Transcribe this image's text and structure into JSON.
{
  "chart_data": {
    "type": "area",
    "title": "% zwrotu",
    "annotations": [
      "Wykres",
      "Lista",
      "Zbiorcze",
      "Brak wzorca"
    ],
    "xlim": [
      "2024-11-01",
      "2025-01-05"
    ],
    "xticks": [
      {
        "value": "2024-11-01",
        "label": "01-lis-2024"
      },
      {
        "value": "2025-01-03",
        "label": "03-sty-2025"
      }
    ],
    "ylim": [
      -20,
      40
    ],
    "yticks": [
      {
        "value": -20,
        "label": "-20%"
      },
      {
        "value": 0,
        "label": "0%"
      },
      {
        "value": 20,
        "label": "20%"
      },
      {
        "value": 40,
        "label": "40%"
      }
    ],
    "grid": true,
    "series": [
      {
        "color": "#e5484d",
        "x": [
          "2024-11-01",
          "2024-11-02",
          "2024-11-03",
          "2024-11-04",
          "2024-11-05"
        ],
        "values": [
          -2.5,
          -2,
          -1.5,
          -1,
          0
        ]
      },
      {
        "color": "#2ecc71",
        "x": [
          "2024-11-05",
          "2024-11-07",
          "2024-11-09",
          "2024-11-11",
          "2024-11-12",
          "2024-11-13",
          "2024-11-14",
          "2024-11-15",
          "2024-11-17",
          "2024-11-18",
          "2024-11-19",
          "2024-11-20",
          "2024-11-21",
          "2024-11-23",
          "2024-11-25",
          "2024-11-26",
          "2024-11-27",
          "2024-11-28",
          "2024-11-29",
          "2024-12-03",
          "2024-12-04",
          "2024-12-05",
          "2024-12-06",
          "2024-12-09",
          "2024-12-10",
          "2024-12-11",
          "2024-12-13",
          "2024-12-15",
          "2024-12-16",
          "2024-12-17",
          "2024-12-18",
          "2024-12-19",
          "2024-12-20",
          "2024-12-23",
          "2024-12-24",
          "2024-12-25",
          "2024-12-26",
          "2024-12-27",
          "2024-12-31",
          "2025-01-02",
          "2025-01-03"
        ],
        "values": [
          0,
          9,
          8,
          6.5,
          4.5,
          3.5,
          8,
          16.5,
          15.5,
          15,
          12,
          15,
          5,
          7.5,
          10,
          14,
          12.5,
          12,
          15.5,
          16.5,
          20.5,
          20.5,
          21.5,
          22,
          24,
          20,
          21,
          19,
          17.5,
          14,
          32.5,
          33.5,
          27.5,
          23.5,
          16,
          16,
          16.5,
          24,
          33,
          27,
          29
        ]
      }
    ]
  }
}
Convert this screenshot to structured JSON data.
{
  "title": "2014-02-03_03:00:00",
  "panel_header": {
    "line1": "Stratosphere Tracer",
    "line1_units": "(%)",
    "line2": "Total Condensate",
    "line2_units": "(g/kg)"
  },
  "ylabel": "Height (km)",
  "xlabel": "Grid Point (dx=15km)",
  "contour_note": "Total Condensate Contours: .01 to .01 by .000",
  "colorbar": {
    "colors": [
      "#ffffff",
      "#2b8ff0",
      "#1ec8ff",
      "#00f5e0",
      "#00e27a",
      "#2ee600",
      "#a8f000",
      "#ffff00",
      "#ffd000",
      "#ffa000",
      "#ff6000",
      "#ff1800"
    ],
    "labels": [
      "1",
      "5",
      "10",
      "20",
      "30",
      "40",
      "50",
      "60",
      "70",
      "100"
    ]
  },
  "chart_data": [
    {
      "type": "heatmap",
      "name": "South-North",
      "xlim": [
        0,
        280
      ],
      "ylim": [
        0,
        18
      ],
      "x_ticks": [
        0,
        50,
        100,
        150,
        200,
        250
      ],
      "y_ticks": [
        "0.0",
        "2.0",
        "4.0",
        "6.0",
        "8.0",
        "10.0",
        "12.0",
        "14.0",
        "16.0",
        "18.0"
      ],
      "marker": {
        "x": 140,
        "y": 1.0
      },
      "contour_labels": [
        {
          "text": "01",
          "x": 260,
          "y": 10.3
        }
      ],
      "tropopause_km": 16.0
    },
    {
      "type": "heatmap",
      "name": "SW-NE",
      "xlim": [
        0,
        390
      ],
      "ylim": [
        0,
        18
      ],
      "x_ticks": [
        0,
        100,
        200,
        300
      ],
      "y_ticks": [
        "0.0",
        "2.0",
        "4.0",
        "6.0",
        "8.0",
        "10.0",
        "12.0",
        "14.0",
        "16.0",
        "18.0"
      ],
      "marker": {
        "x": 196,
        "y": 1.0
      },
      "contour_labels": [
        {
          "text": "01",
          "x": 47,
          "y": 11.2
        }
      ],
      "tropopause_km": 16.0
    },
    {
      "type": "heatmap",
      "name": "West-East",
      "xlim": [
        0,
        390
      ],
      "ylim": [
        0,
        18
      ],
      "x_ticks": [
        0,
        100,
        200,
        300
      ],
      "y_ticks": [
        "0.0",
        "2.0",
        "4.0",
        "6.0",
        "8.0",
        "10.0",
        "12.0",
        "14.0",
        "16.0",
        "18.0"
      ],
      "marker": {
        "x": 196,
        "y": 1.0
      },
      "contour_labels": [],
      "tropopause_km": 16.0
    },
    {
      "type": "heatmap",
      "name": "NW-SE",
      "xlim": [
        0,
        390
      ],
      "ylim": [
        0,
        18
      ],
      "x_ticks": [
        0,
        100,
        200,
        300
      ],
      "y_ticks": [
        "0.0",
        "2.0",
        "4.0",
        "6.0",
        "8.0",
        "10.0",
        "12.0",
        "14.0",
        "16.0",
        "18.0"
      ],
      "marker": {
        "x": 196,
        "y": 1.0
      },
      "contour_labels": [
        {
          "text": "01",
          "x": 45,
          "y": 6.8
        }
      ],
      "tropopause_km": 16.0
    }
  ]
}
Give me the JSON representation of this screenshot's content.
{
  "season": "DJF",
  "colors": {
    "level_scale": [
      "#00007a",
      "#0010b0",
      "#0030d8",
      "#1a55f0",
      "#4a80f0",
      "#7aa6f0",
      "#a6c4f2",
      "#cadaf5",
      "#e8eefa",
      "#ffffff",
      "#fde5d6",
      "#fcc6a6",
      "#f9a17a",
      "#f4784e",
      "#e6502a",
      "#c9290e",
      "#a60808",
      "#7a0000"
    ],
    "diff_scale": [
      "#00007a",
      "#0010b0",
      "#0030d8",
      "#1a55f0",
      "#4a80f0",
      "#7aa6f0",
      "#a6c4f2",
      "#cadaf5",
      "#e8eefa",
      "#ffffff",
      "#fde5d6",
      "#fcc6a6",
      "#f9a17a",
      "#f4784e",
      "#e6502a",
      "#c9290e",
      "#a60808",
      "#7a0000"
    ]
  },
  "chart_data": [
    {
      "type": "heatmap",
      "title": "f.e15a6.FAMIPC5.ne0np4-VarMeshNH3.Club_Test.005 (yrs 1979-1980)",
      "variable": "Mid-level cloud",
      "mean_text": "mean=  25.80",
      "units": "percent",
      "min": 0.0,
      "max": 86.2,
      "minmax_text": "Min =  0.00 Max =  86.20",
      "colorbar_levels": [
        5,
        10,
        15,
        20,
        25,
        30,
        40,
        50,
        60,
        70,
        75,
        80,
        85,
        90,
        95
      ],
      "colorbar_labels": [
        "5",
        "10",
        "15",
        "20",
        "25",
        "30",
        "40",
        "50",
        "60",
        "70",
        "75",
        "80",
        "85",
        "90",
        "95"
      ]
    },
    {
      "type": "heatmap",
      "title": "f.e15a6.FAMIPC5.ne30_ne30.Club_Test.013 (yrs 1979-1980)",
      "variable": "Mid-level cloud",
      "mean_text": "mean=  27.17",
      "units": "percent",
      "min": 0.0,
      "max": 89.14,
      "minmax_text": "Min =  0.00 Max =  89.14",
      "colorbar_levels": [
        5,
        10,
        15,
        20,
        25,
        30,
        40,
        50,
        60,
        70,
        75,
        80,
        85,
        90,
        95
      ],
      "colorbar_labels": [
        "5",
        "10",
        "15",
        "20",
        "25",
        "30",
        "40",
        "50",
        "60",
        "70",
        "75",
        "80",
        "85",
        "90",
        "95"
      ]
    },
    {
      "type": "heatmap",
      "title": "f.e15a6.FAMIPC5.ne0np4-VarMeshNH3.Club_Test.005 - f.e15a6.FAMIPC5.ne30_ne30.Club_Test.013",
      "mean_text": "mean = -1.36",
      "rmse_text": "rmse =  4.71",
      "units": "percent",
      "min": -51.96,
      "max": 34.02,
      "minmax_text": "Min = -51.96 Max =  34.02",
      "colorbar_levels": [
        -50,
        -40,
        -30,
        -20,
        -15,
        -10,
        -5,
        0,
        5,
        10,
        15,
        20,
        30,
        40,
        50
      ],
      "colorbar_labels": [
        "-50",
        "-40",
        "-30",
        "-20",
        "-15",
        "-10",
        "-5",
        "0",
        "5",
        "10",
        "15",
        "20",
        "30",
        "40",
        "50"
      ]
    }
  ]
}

++++++++

* **Exercise description**: Gather up every line from the listing above in which the word "JSON" occurs.

* **Solution for this problem**:
Transcribe this image's text and structure into JSON.
Convert this screenshot to structured JSON data.
Give me the JSON representation of this screenshot's content.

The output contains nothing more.